▶ **Problem requirements**:
Select from the records below every line that has the word "this" in it.

------ Task data

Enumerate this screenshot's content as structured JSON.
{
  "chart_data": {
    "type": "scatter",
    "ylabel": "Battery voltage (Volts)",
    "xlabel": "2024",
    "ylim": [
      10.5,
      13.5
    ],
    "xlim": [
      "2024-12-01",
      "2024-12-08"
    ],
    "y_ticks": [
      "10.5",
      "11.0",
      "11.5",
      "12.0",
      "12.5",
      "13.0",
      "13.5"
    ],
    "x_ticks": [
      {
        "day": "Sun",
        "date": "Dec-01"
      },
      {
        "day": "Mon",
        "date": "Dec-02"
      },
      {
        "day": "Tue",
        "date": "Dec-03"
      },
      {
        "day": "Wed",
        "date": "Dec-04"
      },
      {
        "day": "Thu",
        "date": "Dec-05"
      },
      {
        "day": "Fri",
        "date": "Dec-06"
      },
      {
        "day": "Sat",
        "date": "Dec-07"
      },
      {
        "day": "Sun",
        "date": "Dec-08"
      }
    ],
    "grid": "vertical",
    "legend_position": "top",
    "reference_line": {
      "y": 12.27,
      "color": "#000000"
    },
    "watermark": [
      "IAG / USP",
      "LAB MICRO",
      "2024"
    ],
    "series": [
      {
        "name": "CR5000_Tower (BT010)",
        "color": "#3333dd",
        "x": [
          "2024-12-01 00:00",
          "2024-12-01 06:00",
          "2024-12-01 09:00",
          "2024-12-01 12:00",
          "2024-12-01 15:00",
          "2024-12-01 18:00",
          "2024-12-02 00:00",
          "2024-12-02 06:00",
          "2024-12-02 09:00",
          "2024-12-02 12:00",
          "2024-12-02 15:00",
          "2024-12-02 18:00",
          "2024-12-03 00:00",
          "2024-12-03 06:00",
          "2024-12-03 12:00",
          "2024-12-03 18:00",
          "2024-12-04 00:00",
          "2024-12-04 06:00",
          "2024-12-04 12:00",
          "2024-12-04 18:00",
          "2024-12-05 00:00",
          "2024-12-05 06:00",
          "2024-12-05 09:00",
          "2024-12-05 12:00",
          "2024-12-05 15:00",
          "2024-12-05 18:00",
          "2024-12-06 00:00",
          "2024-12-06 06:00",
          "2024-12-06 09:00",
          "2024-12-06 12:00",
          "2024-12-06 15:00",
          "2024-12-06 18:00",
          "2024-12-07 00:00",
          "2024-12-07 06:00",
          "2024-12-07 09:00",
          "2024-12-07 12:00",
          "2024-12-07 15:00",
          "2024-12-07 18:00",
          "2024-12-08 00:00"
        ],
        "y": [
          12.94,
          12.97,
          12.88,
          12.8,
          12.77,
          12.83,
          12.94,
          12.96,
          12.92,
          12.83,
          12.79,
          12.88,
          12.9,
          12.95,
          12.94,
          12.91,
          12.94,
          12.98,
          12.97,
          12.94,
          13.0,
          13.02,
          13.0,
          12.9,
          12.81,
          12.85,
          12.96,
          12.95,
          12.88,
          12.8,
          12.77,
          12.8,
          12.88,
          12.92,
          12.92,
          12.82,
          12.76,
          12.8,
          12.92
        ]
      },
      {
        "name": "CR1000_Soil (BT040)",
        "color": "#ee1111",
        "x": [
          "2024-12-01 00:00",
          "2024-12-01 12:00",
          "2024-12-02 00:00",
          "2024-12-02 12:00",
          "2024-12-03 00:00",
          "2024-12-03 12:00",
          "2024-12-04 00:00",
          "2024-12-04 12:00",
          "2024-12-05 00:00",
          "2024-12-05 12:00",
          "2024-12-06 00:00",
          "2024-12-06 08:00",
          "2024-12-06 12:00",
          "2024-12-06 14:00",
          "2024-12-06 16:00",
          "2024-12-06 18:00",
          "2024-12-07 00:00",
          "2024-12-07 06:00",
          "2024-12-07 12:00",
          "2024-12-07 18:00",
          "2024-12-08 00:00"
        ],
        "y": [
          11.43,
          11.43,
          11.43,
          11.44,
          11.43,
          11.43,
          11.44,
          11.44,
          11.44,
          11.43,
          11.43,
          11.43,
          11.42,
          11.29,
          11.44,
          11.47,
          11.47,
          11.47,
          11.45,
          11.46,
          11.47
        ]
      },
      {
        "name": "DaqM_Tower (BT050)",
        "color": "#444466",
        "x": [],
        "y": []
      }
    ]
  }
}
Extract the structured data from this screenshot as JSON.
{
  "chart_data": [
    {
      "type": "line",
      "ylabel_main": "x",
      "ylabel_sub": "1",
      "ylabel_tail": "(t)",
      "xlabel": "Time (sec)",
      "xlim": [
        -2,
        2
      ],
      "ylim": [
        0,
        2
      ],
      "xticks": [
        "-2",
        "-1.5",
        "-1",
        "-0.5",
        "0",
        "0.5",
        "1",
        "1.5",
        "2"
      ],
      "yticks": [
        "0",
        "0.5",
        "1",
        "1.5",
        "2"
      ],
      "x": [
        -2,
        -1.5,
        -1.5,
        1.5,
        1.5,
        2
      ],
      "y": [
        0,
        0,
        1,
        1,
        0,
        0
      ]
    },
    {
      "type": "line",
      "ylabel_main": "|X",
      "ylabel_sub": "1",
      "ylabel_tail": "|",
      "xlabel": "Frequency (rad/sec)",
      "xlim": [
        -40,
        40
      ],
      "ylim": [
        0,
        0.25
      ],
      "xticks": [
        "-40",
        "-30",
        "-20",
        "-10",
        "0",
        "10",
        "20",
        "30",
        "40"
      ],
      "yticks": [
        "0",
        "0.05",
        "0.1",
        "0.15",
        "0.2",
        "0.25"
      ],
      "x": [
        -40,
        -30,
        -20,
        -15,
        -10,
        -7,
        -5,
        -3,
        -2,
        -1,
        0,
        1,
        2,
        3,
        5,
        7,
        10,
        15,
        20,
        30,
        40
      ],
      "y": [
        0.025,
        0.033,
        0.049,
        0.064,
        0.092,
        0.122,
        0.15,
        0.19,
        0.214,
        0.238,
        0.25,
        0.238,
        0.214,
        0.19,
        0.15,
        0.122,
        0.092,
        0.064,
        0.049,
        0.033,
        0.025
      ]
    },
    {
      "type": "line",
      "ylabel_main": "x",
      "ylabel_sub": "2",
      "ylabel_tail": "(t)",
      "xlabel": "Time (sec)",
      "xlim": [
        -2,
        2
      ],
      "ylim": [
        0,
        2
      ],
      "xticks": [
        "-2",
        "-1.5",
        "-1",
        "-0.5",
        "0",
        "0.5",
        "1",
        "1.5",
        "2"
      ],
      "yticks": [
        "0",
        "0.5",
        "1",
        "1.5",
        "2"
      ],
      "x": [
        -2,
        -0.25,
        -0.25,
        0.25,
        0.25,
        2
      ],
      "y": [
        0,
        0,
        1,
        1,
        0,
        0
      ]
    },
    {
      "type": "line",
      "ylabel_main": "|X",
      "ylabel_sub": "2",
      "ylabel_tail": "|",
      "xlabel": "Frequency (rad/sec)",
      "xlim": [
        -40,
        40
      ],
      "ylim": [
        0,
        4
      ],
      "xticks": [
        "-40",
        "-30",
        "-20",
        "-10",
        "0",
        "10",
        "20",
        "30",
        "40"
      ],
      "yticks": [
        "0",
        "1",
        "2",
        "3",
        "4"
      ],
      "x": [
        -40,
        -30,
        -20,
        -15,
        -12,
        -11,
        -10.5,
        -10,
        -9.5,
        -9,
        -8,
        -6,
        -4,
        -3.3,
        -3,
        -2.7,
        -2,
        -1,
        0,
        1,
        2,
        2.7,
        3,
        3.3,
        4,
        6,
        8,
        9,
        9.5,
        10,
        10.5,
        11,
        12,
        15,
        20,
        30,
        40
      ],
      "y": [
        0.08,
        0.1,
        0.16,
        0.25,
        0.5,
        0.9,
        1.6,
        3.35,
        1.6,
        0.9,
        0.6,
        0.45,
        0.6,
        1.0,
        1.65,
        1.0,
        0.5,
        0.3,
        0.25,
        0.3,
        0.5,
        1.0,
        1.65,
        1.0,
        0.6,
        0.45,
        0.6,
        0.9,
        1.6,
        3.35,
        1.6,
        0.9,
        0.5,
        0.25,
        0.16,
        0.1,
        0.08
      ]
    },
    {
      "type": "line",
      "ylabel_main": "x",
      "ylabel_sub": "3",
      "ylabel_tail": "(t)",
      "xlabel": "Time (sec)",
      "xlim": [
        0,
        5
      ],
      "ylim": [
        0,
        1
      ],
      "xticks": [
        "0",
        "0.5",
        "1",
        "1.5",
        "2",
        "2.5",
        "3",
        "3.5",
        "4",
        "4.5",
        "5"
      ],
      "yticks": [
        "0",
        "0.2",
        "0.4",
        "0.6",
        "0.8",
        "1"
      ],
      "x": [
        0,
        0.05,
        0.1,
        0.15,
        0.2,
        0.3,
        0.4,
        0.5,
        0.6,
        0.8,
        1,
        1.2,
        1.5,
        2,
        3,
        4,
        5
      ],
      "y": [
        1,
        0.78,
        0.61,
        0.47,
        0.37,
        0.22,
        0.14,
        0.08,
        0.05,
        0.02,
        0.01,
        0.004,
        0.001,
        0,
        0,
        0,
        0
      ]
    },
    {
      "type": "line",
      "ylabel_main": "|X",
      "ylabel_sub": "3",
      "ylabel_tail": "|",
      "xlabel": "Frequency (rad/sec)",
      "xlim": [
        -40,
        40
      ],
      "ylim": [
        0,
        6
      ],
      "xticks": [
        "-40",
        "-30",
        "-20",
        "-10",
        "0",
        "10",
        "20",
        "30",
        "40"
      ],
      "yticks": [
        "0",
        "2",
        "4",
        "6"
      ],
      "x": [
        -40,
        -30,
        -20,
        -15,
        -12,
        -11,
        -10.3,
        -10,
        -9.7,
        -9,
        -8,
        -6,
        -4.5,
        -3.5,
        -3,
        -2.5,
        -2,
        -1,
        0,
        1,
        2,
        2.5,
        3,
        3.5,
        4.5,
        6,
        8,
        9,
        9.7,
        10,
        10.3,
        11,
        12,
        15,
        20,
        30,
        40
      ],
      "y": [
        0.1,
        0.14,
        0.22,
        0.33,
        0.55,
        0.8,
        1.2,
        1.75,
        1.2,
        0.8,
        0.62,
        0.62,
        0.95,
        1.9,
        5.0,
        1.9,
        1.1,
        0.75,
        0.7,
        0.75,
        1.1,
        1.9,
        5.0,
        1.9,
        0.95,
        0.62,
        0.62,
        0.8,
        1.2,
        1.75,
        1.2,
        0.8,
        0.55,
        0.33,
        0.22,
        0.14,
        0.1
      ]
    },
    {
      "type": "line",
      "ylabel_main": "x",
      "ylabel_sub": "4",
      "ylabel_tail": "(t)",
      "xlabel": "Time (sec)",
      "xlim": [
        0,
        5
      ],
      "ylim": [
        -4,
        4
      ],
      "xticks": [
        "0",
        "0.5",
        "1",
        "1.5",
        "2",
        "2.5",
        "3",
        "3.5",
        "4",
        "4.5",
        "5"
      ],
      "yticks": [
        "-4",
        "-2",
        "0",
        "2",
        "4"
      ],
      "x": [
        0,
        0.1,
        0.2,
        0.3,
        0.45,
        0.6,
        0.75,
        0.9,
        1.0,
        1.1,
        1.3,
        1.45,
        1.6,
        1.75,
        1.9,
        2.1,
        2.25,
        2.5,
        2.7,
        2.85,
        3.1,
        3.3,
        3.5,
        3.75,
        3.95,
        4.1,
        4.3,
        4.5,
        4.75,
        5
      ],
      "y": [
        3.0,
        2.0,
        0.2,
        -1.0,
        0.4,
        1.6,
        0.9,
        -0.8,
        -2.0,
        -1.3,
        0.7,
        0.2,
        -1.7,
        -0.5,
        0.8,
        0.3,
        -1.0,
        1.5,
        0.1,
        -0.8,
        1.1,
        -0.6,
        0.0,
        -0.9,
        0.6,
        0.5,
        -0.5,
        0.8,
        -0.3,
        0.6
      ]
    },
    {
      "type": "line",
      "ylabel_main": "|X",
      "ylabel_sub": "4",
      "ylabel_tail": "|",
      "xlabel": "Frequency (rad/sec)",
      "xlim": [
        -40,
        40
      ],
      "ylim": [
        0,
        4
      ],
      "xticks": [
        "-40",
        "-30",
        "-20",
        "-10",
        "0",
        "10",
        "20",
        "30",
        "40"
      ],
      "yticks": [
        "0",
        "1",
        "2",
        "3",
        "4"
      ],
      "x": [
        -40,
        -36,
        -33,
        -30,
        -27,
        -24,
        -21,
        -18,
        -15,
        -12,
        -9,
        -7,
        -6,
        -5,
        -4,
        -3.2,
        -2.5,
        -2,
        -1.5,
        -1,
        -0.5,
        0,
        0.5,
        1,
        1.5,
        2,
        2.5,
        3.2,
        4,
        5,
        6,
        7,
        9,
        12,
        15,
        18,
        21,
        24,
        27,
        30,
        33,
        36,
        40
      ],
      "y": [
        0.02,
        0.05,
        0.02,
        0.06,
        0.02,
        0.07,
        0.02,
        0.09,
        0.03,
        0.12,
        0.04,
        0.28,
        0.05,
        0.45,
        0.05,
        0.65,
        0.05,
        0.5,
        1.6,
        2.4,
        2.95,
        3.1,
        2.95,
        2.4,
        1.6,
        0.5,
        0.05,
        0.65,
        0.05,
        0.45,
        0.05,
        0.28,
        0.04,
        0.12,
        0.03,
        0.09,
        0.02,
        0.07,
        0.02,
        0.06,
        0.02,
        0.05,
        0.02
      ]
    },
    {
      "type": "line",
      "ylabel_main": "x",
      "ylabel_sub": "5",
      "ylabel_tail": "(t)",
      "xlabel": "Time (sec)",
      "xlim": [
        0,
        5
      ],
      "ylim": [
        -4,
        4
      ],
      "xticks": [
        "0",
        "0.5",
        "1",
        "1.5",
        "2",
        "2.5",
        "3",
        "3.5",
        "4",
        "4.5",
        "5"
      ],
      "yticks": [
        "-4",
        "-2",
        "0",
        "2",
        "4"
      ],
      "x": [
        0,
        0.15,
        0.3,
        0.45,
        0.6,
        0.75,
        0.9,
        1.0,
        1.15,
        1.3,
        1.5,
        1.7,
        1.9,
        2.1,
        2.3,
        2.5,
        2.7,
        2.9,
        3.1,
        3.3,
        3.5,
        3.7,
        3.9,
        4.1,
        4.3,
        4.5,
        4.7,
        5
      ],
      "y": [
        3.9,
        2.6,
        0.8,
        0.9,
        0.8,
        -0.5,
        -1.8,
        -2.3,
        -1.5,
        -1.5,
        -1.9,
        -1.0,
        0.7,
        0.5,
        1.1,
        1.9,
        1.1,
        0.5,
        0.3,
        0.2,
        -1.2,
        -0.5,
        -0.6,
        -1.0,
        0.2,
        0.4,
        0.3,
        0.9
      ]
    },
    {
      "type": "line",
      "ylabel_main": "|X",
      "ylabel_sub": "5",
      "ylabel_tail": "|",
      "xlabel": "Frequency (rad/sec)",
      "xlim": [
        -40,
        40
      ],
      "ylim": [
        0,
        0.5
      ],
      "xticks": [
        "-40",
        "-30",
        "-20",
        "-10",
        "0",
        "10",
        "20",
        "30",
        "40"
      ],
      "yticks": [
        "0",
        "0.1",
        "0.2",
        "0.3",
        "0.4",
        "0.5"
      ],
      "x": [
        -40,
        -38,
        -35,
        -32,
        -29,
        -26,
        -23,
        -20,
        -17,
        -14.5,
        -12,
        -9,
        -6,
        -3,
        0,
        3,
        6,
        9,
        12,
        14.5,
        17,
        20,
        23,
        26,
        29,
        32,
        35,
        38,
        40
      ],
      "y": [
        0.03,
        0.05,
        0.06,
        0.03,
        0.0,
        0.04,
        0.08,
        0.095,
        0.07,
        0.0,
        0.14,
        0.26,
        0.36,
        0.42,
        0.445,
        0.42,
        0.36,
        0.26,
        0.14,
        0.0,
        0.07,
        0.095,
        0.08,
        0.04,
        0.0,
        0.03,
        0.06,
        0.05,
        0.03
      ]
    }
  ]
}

------------

▶ **Result of the task**:
Enumerate this screenshot's content as structured JSON.
Extract the structured data from this screenshot as JSON.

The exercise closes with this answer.